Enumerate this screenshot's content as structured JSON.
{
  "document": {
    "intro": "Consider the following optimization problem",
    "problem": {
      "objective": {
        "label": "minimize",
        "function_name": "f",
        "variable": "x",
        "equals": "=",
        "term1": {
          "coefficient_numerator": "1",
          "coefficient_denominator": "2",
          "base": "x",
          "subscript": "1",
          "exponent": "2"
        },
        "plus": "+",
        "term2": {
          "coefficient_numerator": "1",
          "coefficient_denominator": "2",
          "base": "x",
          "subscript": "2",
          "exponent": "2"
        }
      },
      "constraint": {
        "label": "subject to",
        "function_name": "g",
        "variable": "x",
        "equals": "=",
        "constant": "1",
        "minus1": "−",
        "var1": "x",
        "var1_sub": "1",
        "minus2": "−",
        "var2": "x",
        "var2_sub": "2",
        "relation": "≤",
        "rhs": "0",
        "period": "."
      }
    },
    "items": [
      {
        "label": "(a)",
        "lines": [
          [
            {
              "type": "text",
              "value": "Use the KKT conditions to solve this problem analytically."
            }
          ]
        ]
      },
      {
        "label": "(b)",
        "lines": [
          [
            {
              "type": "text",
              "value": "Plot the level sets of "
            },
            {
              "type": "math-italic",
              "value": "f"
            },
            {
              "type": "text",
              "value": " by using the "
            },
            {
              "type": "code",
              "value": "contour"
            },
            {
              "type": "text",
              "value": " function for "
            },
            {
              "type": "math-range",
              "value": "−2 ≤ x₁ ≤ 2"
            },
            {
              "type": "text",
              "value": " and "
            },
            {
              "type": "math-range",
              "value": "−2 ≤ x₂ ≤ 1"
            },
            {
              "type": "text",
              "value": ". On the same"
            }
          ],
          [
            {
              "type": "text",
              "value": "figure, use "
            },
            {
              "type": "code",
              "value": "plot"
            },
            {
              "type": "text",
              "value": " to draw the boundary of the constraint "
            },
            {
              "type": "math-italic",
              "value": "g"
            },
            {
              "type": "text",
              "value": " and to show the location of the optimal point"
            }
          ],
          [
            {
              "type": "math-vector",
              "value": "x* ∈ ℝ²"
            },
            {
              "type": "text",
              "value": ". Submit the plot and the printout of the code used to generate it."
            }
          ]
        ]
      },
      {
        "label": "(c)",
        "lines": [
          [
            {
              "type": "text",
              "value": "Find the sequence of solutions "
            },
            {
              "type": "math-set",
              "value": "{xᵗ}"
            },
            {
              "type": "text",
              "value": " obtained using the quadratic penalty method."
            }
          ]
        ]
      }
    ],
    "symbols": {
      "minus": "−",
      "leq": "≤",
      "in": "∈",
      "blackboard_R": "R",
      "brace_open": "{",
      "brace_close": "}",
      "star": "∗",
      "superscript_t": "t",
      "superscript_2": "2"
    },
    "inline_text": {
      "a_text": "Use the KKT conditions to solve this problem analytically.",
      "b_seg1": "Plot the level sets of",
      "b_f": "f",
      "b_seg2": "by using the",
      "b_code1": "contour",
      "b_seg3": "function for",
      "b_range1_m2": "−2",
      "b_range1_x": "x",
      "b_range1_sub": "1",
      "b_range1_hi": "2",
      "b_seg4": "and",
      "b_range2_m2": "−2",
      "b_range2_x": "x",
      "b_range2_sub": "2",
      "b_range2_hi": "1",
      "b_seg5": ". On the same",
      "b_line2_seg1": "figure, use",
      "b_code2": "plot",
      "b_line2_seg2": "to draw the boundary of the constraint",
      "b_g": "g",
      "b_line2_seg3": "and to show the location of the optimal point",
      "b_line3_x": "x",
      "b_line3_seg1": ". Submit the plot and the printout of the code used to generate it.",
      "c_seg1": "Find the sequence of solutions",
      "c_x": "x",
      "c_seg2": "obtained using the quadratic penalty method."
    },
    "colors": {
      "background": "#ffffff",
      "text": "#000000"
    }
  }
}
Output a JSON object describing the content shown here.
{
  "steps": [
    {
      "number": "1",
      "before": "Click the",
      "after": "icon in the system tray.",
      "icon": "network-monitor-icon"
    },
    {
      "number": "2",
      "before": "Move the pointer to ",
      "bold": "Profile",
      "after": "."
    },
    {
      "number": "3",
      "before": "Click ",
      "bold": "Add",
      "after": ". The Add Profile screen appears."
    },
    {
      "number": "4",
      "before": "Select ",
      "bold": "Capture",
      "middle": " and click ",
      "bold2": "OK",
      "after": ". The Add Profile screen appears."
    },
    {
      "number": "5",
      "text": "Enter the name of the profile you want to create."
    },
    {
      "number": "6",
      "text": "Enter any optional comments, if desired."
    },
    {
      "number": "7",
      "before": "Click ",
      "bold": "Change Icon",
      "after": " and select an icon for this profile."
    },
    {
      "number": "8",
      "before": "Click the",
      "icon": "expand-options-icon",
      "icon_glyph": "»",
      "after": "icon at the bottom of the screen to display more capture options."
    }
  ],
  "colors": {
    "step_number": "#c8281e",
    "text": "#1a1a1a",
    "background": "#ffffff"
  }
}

- [To do]
Find the line that contains "Output a JSON" in the listing above. Retype it and every line after it up to the last, exactly, and nothing else.

- [Expected output]
Output a JSON object describing the content shown here.
{
  "steps": [
    {
      "number": "1",
      "before": "Click the",
      "after": "icon in the system tray.",
      "icon": "network-monitor-icon"
    },
    {
      "number": "2",
      "before": "Move the pointer to ",
      "bold": "Profile",
      "after": "."
    },
    {
      "number": "3",
      "before": "Click ",
      "bold": "Add",
      "after": ". The Add Profile screen appears."
    },
    {
      "number": "4",
      "before": "Select ",
      "bold": "Capture",
      "middle": " and click ",
      "bold2": "OK",
      "after": ". The Add Profile screen appears."
    },
    {
      "number": "5",
      "text": "Enter the name of the profile you want to create."
    },
    {
      "number": "6",
      "text": "Enter any optional comments, if desired."
    },
    {
      "number": "7",
      "before": "Click ",
      "bold": "Change Icon",
      "after": " and select an icon for this profile."
    },
    {
      "number": "8",
      "before": "Click the",
      "icon": "expand-options-icon",
      "icon_glyph": "»",
      "after": "icon at the bottom of the screen to display more capture options."
    }
  ],
  "colors": {
    "step_number": "#c8281e",
    "text": "#1a1a1a",
    "background": "#ffffff"
  }
}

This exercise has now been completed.